(begin)
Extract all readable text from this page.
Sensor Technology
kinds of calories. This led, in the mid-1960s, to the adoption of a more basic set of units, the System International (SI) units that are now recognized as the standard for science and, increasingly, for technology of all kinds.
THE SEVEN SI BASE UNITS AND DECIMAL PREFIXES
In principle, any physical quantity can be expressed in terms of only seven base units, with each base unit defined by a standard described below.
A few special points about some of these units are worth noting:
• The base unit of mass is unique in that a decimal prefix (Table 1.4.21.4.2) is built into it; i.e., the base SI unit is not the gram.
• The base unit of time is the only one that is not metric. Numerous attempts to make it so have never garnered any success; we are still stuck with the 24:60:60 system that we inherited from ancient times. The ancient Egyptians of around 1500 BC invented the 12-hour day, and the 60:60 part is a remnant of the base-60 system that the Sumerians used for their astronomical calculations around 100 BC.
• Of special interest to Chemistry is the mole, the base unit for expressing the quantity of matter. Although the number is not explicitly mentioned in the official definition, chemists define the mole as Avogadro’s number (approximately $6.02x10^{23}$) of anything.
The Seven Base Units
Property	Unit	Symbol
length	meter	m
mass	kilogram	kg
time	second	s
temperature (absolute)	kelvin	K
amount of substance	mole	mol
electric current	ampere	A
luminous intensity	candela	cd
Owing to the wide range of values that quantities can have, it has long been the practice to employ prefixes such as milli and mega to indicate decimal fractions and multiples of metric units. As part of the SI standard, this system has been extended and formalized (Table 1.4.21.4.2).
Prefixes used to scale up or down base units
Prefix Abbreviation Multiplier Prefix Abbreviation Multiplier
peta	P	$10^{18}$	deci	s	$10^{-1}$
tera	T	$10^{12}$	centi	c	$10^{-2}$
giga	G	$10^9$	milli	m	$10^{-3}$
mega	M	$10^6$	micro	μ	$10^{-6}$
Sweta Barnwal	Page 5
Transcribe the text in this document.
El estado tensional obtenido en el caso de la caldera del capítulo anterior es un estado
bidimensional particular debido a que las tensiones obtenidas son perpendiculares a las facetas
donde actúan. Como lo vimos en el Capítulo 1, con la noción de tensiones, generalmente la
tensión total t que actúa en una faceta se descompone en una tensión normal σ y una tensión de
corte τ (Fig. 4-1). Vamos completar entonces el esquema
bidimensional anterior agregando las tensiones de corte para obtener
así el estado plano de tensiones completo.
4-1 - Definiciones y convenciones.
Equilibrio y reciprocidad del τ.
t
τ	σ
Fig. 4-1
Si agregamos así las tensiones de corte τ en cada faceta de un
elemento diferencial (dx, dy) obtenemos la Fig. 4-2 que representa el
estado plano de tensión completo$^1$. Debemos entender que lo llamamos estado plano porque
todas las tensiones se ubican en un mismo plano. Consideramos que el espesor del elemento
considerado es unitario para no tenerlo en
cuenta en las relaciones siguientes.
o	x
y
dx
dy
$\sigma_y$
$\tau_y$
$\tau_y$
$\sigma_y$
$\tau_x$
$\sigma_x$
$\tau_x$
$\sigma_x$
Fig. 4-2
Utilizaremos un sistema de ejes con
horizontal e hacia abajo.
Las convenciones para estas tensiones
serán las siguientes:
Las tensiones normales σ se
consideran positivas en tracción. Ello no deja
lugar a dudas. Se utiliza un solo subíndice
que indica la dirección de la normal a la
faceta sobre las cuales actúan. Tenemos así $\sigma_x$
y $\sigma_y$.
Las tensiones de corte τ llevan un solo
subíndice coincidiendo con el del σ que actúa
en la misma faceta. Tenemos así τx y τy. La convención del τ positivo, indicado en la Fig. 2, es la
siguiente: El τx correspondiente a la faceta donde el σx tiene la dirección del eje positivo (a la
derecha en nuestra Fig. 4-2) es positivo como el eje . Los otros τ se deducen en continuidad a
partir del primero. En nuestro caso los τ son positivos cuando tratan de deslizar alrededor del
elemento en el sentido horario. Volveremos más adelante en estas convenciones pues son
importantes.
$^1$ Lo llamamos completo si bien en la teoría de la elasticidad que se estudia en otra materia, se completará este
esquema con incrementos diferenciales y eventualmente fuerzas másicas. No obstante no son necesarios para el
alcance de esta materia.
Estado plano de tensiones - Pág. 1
(end)
**Task**
Repeat all of the records above exactly as written.

**Result**
Extract all readable text from this page.
Sensor Technology
kinds of calories. This led, in the mid-1960s, to the adoption of a more basic set of units, the System International (SI) units that are now recognized as the standard for science and, increasingly, for technology of all kinds.
THE SEVEN SI BASE UNITS AND DECIMAL PREFIXES
In principle, any physical quantity can be expressed in terms of only seven base units, with each base unit defined by a standard described below.
A few special points about some of these units are worth noting:
• The base unit of mass is unique in that a decimal prefix (Table 1.4.21.4.2) is built into it; i.e., the base SI unit is not the gram.
• The base unit of time is the only one that is not metric. Numerous attempts to make it so have never garnered any success; we are still stuck with the 24:60:60 system that we inherited from ancient times. The ancient Egyptians of around 1500 BC invented the 12-hour day, and the 60:60 part is a remnant of the base-60 system that the Sumerians used for their astronomical calculations around 100 BC.
• Of special interest to Chemistry is the mole, the base unit for expressing the quantity of matter. Although the number is not explicitly mentioned in the official definition, chemists define the mole as Avogadro’s number (approximately $6.02x10^{23}$) of anything.
The Seven Base Units
Property	Unit	Symbol
length	meter	m
mass	kilogram	kg
time	second	s
temperature (absolute)	kelvin	K
amount of substance	mole	mol
electric current	ampere	A
luminous intensity	candela	cd
Owing to the wide range of values that quantities can have, it has long been the practice to employ prefixes such as milli and mega to indicate decimal fractions and multiples of metric units. As part of the SI standard, this system has been extended and formalized (Table 1.4.21.4.2).
Prefixes used to scale up or down base units
Prefix Abbreviation Multiplier Prefix Abbreviation Multiplier
peta	P	$10^{18}$	deci	s	$10^{-1}$
tera	T	$10^{12}$	centi	c	$10^{-2}$
giga	G	$10^9$	milli	m	$10^{-3}$
mega	M	$10^6$	micro	μ	$10^{-6}$
Sweta Barnwal	Page 5
Transcribe the text in this document.
El estado tensional obtenido en el caso de la caldera del capítulo anterior es un estado
bidimensional particular debido a que las tensiones obtenidas son perpendiculares a las facetas
donde actúan. Como lo vimos en el Capítulo 1, con la noción de tensiones, generalmente la
tensión total t que actúa en una faceta se descompone en una tensión normal σ y una tensión de
corte τ (Fig. 4-1). Vamos completar entonces el esquema
bidimensional anterior agregando las tensiones de corte para obtener
así el estado plano de tensiones completo.
4-1 - Definiciones y convenciones.
Equilibrio y reciprocidad del τ.
t
τ	σ
Fig. 4-1
Si agregamos así las tensiones de corte τ en cada faceta de un
elemento diferencial (dx, dy) obtenemos la Fig. 4-2 que representa el
estado plano de tensión completo$^1$. Debemos entender que lo llamamos estado plano porque
todas las tensiones se ubican en un mismo plano. Consideramos que el espesor del elemento
considerado es unitario para no tenerlo en
cuenta en las relaciones siguientes.
o	x
y
dx
dy
$\sigma_y$
$\tau_y$
$\tau_y$
$\sigma_y$
$\tau_x$
$\sigma_x$
$\tau_x$
$\sigma_x$
Fig. 4-2
Utilizaremos un sistema de ejes con
horizontal e hacia abajo.
Las convenciones para estas tensiones
serán las siguientes:
Las tensiones normales σ se
consideran positivas en tracción. Ello no deja
lugar a dudas. Se utiliza un solo subíndice
que indica la dirección de la normal a la
faceta sobre las cuales actúan. Tenemos así $\sigma_x$
y $\sigma_y$.
Las tensiones de corte τ llevan un solo
subíndice coincidiendo con el del σ que actúa
en la misma faceta. Tenemos así τx y τy. La convención del τ positivo, indicado en la Fig. 2, es la
siguiente: El τx correspondiente a la faceta donde el σx tiene la dirección del eje positivo (a la
derecha en nuestra Fig. 4-2) es positivo como el eje . Los otros τ se deducen en continuidad a
partir del primero. En nuestro caso los τ son positivos cuando tratan de deslizar alrededor del
elemento en el sentido horario. Volveremos más adelante en estas convenciones pues son
importantes.
$^1$ Lo llamamos completo si bien en la teoría de la elasticidad que se estudia en otra materia, se completará este
esquema con incrementos diferenciales y eventualmente fuerzas másicas. No obstante no son necesarios para el
alcance de esta materia.
Estado plano de tensiones - Pág. 1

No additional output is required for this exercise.